### Exercise prompt:
Check each line below for the word "Simonkylän" and give the number of lines that have it, nothing more.

### Saved entries:

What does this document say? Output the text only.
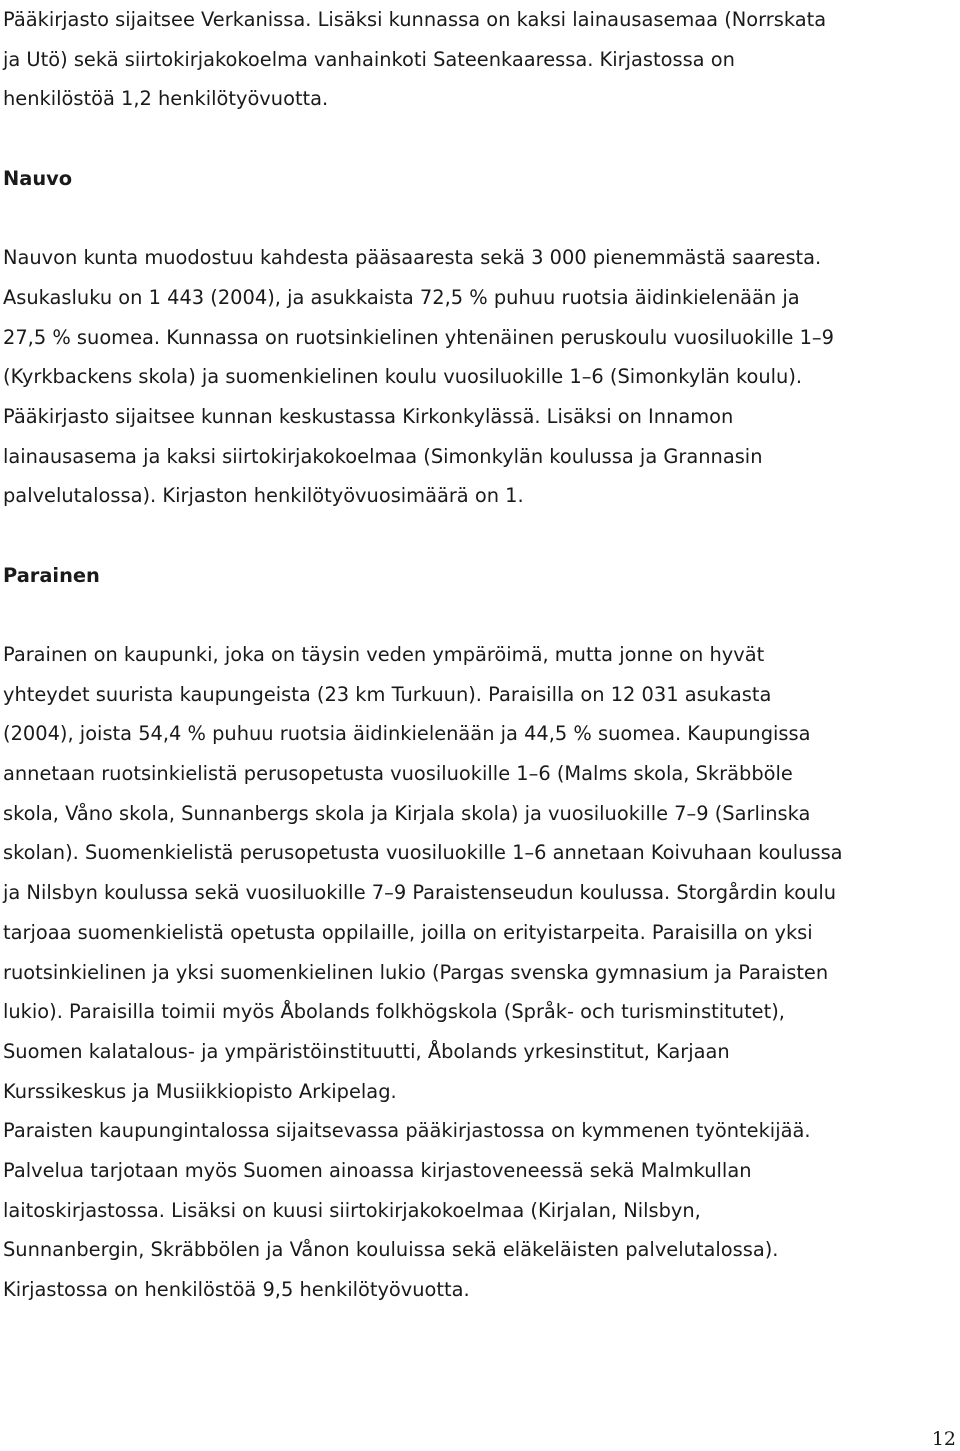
Pääkirjasto sijaitsee Verkanissa. Lisäksi kunnassa on kaksi lainausasemaa (Norrskata
ja Utö) sekä siirtokirjakokoelma vanhainkoti Sateenkaaressa. Kirjastossa on
henkilöstöä 1,2 henkilötyövuotta.

Nauvo

Nauvon kunta muodostuu kahdesta pääsaaresta sekä 3 000 pienemmästä saaresta.
Asukasluku on 1 443 (2004), ja asukkaista 72,5 % puhuu ruotsia äidinkielenään ja
27,5 % suomea. Kunnassa on ruotsinkielinen yhtenäinen peruskoulu vuosiluokille 1–9
(Kyrkbackens skola) ja suomenkielinen koulu vuosiluokille 1–6 (Simonkylän koulu).
Pääkirjasto sijaitsee kunnan keskustassa Kirkonkylässä. Lisäksi on Innamon
lainausasema ja kaksi siirtokirjakokoelmaa (Simonkylän koulussa ja Grannasin
palvelutalossa). Kirjaston henkilötyövuosimäärä on 1.

Parainen

Parainen on kaupunki, joka on täysin veden ympäröimä, mutta jonne on hyvät
yhteydet suurista kaupungeista (23 km Turkuun). Paraisilla on 12 031 asukasta
(2004), joista 54,4 % puhuu ruotsia äidinkielenään ja 44,5 % suomea. Kaupungissa
annetaan ruotsinkielistä perusopetusta vuosiluokille 1–6 (Malms skola, Skräbböle
skola, Våno skola, Sunnanbergs skola ja Kirjala skola) ja vuosiluokille 7–9 (Sarlinska
skolan). Suomenkielistä perusopetusta vuosiluokille 1–6 annetaan Koivuhaan koulussa
ja Nilsbyn koulussa sekä vuosiluokille 7–9 Paraistenseudun koulussa. Storgårdin koulu
tarjoaa suomenkielistä opetusta oppilaille, joilla on erityistarpeita. Paraisilla on yksi
ruotsinkielinen ja yksi suomenkielinen lukio (Pargas svenska gymnasium ja Paraisten
lukio). Paraisilla toimii myös Åbolands folkhögskola (Språk- och turisminstitutet),
Suomen kalatalous- ja ympäristöinstituutti, Åbolands yrkesinstitut, Karjaan
Kurssikeskus ja Musiikkiopisto Arkipelag.

Paraisten kaupungintalossa sijaitsevassa pääkirjastossa on kymmenen työntekijää.
Palvelua tarjotaan myös Suomen ainoassa kirjastoveneessä sekä Malmkullan
laitoskirjastossa. Lisäksi on kuusi siirtokirjakokoelmaa (Kirjalan, Nilsbyn,
Sunnanbergin, Skräbbölen ja Vånon kouluissa sekä eläkeläisten palvelutalossa).
Kirjastossa on henkilöstöä 9,5 henkilötyövuotta.

12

### Solved exercise:
2